§ **EXCERPTED RECORDS**:
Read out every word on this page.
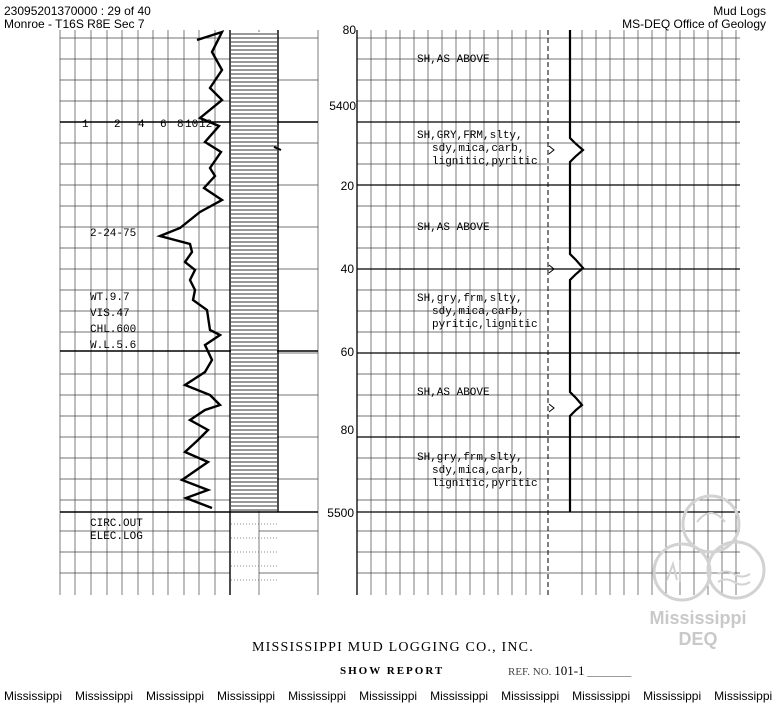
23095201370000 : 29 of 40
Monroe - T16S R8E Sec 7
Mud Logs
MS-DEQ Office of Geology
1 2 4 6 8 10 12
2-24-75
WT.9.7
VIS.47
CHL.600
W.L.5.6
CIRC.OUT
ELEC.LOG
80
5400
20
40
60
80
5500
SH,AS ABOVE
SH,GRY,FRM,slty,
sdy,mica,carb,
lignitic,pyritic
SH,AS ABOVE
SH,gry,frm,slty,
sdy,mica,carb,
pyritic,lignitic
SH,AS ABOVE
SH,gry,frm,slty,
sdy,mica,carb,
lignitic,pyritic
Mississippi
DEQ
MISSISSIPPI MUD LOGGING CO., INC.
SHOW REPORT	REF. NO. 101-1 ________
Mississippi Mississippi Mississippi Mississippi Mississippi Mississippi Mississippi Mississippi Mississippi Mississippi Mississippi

§ **WHAT YOU SHOULD DO**: Each line of the data should be quoted exactly, with pictures left out.

§ **TASK ANSWER**:
Read out every word on this page.
23095201370000 : 29 of 40
Monroe - T16S R8E Sec 7
Mud Logs
MS-DEQ Office of Geology
1 2 4 6 8 10 12
2-24-75
WT.9.7
VIS.47
CHL.600
W.L.5.6
CIRC.OUT
ELEC.LOG
80
5400
20
40
60
80
5500
SH,AS ABOVE
SH,GRY,FRM,slty,
sdy,mica,carb,
lignitic,pyritic
SH,AS ABOVE
SH,gry,frm,slty,
sdy,mica,carb,
pyritic,lignitic
SH,AS ABOVE
SH,gry,frm,slty,
sdy,mica,carb,
lignitic,pyritic
Mississippi
DEQ
MISSISSIPPI MUD LOGGING CO., INC.
SHOW REPORT	REF. NO. 101-1 ________
Mississippi Mississippi Mississippi Mississippi Mississippi Mississippi Mississippi Mississippi Mississippi Mississippi Mississippi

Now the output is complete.